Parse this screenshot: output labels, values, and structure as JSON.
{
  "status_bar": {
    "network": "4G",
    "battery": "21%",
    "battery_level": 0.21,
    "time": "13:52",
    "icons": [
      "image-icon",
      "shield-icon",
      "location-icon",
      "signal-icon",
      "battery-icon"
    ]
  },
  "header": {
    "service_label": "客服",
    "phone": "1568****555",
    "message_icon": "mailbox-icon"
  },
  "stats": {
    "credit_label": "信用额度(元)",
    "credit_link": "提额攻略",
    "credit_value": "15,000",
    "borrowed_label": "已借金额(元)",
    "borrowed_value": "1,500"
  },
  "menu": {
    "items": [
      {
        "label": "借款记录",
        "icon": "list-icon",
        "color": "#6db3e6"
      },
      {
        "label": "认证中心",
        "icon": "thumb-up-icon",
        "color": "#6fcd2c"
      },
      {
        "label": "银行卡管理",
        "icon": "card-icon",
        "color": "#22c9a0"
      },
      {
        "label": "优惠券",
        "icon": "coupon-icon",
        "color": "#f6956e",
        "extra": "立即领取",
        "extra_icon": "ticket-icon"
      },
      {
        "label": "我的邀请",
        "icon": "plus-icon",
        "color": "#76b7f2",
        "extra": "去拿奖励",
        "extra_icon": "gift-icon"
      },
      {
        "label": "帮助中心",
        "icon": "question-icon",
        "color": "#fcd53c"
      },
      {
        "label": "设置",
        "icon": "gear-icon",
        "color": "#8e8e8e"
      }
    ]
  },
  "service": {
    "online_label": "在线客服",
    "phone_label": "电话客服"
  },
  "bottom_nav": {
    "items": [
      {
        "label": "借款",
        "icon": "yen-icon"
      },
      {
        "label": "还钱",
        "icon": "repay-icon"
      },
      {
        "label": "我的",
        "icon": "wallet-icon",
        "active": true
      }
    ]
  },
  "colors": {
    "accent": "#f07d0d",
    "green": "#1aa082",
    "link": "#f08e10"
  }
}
******
PROBLEM REQUIREMENTS: Each line of the material above needs to be quoted exactly, please.

THE COMPLETED TASK:
Parse this screenshot: output labels, values, and structure as JSON.
{
  "status_bar": {
    "network": "4G",
    "battery": "21%",
    "battery_level": 0.21,
    "time": "13:52",
    "icons": [
      "image-icon",
      "shield-icon",
      "location-icon",
      "signal-icon",
      "battery-icon"
    ]
  },
  "header": {
    "service_label": "客服",
    "phone": "1568****555",
    "message_icon": "mailbox-icon"
  },
  "stats": {
    "credit_label": "信用额度(元)",
    "credit_link": "提额攻略",
    "credit_value": "15,000",
    "borrowed_label": "已借金额(元)",
    "borrowed_value": "1,500"
  },
  "menu": {
    "items": [
      {
        "label": "借款记录",
        "icon": "list-icon",
        "color": "#6db3e6"
      },
      {
        "label": "认证中心",
        "icon": "thumb-up-icon",
        "color": "#6fcd2c"
      },
      {
        "label": "银行卡管理",
        "icon": "card-icon",
        "color": "#22c9a0"
      },
      {
        "label": "优惠券",
        "icon": "coupon-icon",
        "color": "#f6956e",
        "extra": "立即领取",
        "extra_icon": "ticket-icon"
      },
      {
        "label": "我的邀请",
        "icon": "plus-icon",
        "color": "#76b7f2",
        "extra": "去拿奖励",
        "extra_icon": "gift-icon"
      },
      {
        "label": "帮助中心",
        "icon": "question-icon",
        "color": "#fcd53c"
      },
      {
        "label": "设置",
        "icon": "gear-icon",
        "color": "#8e8e8e"
      }
    ]
  },
  "service": {
    "online_label": "在线客服",
    "phone_label": "电话客服"
  },
  "bottom_nav": {
    "items": [
      {
        "label": "借款",
        "icon": "yen-icon"
      },
      {
        "label": "还钱",
        "icon": "repay-icon"
      },
      {
        "label": "我的",
        "icon": "wallet-icon",
        "active": true
      }
    ]
  },
  "colors": {
    "accent": "#f07d0d",
    "green": "#1aa082",
    "link": "#f08e10"
  }
}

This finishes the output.